▸ Job
Reproduce the material below from its start through the line containing "x-tick-label: 0.4 (408, 528, 438, 550)", swapping "y-axis-title" for "vertical-axis-title" and leaving everything else unchanged.
☆ ☆ ☆ ☆
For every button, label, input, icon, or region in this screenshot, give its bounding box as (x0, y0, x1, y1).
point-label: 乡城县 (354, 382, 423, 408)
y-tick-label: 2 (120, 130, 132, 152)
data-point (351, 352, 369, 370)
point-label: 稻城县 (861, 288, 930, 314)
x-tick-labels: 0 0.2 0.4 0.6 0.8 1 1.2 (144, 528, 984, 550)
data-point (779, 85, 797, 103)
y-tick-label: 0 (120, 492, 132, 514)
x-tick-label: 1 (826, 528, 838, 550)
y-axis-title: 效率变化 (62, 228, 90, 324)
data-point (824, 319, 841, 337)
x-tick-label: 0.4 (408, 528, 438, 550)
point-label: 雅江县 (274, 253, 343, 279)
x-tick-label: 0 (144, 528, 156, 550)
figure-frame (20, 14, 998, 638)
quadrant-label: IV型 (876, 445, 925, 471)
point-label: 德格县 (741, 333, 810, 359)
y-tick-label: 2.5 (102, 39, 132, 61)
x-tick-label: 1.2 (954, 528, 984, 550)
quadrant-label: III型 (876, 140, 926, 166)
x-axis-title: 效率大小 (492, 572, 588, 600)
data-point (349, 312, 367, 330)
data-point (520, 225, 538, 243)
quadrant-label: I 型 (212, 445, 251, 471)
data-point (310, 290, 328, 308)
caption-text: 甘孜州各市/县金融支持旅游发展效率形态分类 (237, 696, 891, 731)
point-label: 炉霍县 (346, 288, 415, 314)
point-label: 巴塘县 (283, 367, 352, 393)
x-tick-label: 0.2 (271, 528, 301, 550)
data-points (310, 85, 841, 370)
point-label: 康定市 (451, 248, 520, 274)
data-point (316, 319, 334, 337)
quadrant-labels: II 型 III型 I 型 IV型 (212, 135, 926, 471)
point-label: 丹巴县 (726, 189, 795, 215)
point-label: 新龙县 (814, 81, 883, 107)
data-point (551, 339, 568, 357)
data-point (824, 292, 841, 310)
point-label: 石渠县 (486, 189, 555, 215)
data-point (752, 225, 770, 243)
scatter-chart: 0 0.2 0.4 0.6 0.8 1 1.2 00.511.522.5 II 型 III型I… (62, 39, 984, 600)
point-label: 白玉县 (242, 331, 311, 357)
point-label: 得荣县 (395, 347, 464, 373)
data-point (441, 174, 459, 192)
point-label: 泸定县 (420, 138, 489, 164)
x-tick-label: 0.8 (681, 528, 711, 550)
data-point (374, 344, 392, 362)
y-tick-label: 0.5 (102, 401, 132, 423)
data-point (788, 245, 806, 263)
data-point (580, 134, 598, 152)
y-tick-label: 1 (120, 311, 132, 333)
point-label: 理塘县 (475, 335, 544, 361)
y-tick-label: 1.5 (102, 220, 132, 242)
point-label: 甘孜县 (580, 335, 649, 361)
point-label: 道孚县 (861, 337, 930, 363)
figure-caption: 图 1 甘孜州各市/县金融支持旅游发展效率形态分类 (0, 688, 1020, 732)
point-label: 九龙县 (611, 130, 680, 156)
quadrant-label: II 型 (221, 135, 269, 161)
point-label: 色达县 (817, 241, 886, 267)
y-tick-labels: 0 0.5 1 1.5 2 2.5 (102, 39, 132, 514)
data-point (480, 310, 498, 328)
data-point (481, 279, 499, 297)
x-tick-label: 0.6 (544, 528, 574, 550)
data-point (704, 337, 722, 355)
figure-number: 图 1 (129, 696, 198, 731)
☆ ☆ ☆ ☆
▸ Response to the task
For every button, label, input, icon, or region in this screenshot, give its bounding box as (x0, y0, x1, y1).
point-label: 乡城县 (354, 382, 423, 408)
y-tick-label: 2 (120, 130, 132, 152)
data-point (351, 352, 369, 370)
point-label: 稻城县 (861, 288, 930, 314)
x-tick-labels: 0 0.2 0.4 0.6 0.8 1 1.2 (144, 528, 984, 550)
data-point (779, 85, 797, 103)
y-tick-label: 0 (120, 492, 132, 514)
x-tick-label: 1 (826, 528, 838, 550)
vertical-axis-title: 效率变化 (62, 228, 90, 324)
data-point (824, 319, 841, 337)
x-tick-label: 0.4 (408, 528, 438, 550)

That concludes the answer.